**Stated goal**.
Transcribe the listing verbatim. Do not carry over any pictures.

Stored data entries
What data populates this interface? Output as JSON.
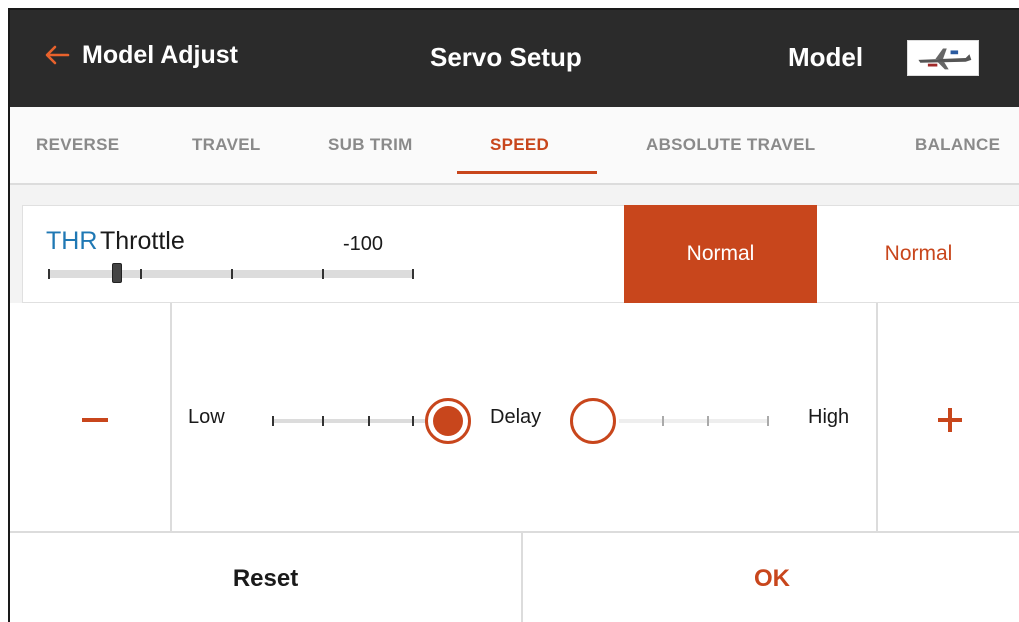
{
  "header": {
    "back_label": "Model Adjust",
    "title": "Servo Setup",
    "model_label": "Model",
    "model_image": "model-thumbnail"
  },
  "tabs": [
    {
      "label": "REVERSE"
    },
    {
      "label": "TRAVEL"
    },
    {
      "label": "SUB TRIM"
    },
    {
      "label": "SPEED",
      "active": true
    },
    {
      "label": "ABSOLUTE TRAVEL"
    },
    {
      "label": "BALANCE"
    }
  ],
  "channel": {
    "abbr": "THR",
    "name": "Throttle",
    "value": "-100",
    "position_fraction": 0.0
  },
  "speed_modes": {
    "left": "Normal",
    "right": "Normal"
  },
  "speed_control": {
    "minus_label": "minus",
    "low_label": "Low",
    "delay_label": "Delay",
    "high_label": "High",
    "plus_label": "plus"
  },
  "actions": {
    "reset_label": "Reset",
    "ok_label": "OK"
  },
  "colors": {
    "accent": "#c8461c",
    "header_bg": "#2b2b2b",
    "channel_abbr": "#1f78b4"
  }
}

**Exercise solution**.
What data populates this interface? Output as JSON.
{
  "header": {
    "back_label": "Model Adjust",
    "title": "Servo Setup",
    "model_label": "Model",
    "model_image": "model-thumbnail"
  },
  "tabs": [
    {
      "label": "REVERSE"
    },
    {
      "label": "TRAVEL"
    },
    {
      "label": "SUB TRIM"
    },
    {
      "label": "SPEED",
      "active": true
    },
    {
      "label": "ABSOLUTE TRAVEL"
    },
    {
      "label": "BALANCE"
    }
  ],
  "channel": {
    "abbr": "THR",
    "name": "Throttle",
    "value": "-100",
    "position_fraction": 0.0
  },
  "speed_modes": {
    "left": "Normal",
    "right": "Normal"
  },
  "speed_control": {
    "minus_label": "minus",
    "low_label": "Low",
    "delay_label": "Delay",
    "high_label": "High",
    "plus_label": "plus"
  },
  "actions": {
    "reset_label": "Reset",
    "ok_label": "OK"
  },
  "colors": {
    "accent": "#c8461c",
    "header_bg": "#2b2b2b",
    "channel_abbr": "#1f78b4"
  }
}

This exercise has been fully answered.